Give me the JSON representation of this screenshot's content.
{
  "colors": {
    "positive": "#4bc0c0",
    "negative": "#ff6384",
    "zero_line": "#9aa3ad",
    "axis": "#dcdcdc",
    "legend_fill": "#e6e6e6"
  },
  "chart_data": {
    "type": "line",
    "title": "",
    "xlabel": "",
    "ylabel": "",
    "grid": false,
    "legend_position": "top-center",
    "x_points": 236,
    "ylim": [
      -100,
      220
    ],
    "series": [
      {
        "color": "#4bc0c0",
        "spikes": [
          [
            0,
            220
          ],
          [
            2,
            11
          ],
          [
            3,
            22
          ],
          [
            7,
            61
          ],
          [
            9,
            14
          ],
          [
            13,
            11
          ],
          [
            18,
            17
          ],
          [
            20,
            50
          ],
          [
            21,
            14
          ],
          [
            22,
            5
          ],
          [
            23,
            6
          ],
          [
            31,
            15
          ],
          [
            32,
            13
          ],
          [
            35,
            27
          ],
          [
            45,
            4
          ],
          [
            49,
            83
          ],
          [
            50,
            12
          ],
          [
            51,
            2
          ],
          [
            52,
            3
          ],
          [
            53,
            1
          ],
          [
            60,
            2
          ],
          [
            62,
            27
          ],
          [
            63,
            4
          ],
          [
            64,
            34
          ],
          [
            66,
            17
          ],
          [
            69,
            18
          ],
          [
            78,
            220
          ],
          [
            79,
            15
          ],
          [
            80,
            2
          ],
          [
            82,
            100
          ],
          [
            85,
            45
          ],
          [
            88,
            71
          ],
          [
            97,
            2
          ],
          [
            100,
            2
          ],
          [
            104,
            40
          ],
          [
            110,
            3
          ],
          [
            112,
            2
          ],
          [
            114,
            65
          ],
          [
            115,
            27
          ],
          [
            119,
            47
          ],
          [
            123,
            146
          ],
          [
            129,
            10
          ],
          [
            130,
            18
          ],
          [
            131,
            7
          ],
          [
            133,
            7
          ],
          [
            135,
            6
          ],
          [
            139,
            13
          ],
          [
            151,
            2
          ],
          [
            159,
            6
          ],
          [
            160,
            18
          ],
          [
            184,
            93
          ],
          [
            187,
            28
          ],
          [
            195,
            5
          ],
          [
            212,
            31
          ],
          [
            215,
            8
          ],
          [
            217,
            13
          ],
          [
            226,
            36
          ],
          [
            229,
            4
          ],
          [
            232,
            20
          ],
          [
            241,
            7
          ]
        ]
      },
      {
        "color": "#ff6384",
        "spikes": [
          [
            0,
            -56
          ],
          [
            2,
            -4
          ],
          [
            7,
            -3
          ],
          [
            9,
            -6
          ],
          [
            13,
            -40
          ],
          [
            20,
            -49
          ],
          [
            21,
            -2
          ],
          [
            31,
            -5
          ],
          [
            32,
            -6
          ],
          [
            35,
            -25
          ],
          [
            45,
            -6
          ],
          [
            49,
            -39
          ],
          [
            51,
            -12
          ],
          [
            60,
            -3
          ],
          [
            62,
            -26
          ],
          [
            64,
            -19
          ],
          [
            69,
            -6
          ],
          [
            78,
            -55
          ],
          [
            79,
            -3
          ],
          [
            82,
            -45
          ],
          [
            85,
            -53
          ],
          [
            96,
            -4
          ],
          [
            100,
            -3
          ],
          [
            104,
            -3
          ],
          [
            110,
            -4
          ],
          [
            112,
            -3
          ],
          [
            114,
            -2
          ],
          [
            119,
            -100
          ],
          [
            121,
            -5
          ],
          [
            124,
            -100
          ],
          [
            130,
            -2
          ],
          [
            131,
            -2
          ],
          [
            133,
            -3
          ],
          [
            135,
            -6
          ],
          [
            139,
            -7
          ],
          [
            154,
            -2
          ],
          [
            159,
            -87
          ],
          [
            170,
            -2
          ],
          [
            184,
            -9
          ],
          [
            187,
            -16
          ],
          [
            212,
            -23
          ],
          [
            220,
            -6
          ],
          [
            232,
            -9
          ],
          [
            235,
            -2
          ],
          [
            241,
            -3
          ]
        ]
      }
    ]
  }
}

○ ○ ○ ○ ○

> INSTRUCTIONS FOR THE TASK
Restate every entry word for word.

> RESULT FOR THIS TASK
Give me the JSON representation of this screenshot's content.
{
  "colors": {
    "positive": "#4bc0c0",
    "negative": "#ff6384",
    "zero_line": "#9aa3ad",
    "axis": "#dcdcdc",
    "legend_fill": "#e6e6e6"
  },
  "chart_data": {
    "type": "line",
    "title": "",
    "xlabel": "",
    "ylabel": "",
    "grid": false,
    "legend_position": "top-center",
    "x_points": 236,
    "ylim": [
      -100,
      220
    ],
    "series": [
      {
        "color": "#4bc0c0",
        "spikes": [
          [
            0,
            220
          ],
          [
            2,
            11
          ],
          [
            3,
            22
          ],
          [
            7,
            61
          ],
          [
            9,
            14
          ],
          [
            13,
            11
          ],
          [
            18,
            17
          ],
          [
            20,
            50
          ],
          [
            21,
            14
          ],
          [
            22,
            5
          ],
          [
            23,
            6
          ],
          [
            31,
            15
          ],
          [
            32,
            13
          ],
          [
            35,
            27
          ],
          [
            45,
            4
          ],
          [
            49,
            83
          ],
          [
            50,
            12
          ],
          [
            51,
            2
          ],
          [
            52,
            3
          ],
          [
            53,
            1
          ],
          [
            60,
            2
          ],
          [
            62,
            27
          ],
          [
            63,
            4
          ],
          [
            64,
            34
          ],
          [
            66,
            17
          ],
          [
            69,
            18
          ],
          [
            78,
            220
          ],
          [
            79,
            15
          ],
          [
            80,
            2
          ],
          [
            82,
            100
          ],
          [
            85,
            45
          ],
          [
            88,
            71
          ],
          [
            97,
            2
          ],
          [
            100,
            2
          ],
          [
            104,
            40
          ],
          [
            110,
            3
          ],
          [
            112,
            2
          ],
          [
            114,
            65
          ],
          [
            115,
            27
          ],
          [
            119,
            47
          ],
          [
            123,
            146
          ],
          [
            129,
            10
          ],
          [
            130,
            18
          ],
          [
            131,
            7
          ],
          [
            133,
            7
          ],
          [
            135,
            6
          ],
          [
            139,
            13
          ],
          [
            151,
            2
          ],
          [
            159,
            6
          ],
          [
            160,
            18
          ],
          [
            184,
            93
          ],
          [
            187,
            28
          ],
          [
            195,
            5
          ],
          [
            212,
            31
          ],
          [
            215,
            8
          ],
          [
            217,
            13
          ],
          [
            226,
            36
          ],
          [
            229,
            4
          ],
          [
            232,
            20
          ],
          [
            241,
            7
          ]
        ]
      },
      {
        "color": "#ff6384",
        "spikes": [
          [
            0,
            -56
          ],
          [
            2,
            -4
          ],
          [
            7,
            -3
          ],
          [
            9,
            -6
          ],
          [
            13,
            -40
          ],
          [
            20,
            -49
          ],
          [
            21,
            -2
          ],
          [
            31,
            -5
          ],
          [
            32,
            -6
          ],
          [
            35,
            -25
          ],
          [
            45,
            -6
          ],
          [
            49,
            -39
          ],
          [
            51,
            -12
          ],
          [
            60,
            -3
          ],
          [
            62,
            -26
          ],
          [
            64,
            -19
          ],
          [
            69,
            -6
          ],
          [
            78,
            -55
          ],
          [
            79,
            -3
          ],
          [
            82,
            -45
          ],
          [
            85,
            -53
          ],
          [
            96,
            -4
          ],
          [
            100,
            -3
          ],
          [
            104,
            -3
          ],
          [
            110,
            -4
          ],
          [
            112,
            -3
          ],
          [
            114,
            -2
          ],
          [
            119,
            -100
          ],
          [
            121,
            -5
          ],
          [
            124,
            -100
          ],
          [
            130,
            -2
          ],
          [
            131,
            -2
          ],
          [
            133,
            -3
          ],
          [
            135,
            -6
          ],
          [
            139,
            -7
          ],
          [
            154,
            -2
          ],
          [
            159,
            -87
          ],
          [
            170,
            -2
          ],
          [
            184,
            -9
          ],
          [
            187,
            -16
          ],
          [
            212,
            -23
          ],
          [
            220,
            -6
          ],
          [
            232,
            -9
          ],
          [
            235,
            -2
          ],
          [
            241,
            -3
          ]
        ]
      }
    ]
  }
}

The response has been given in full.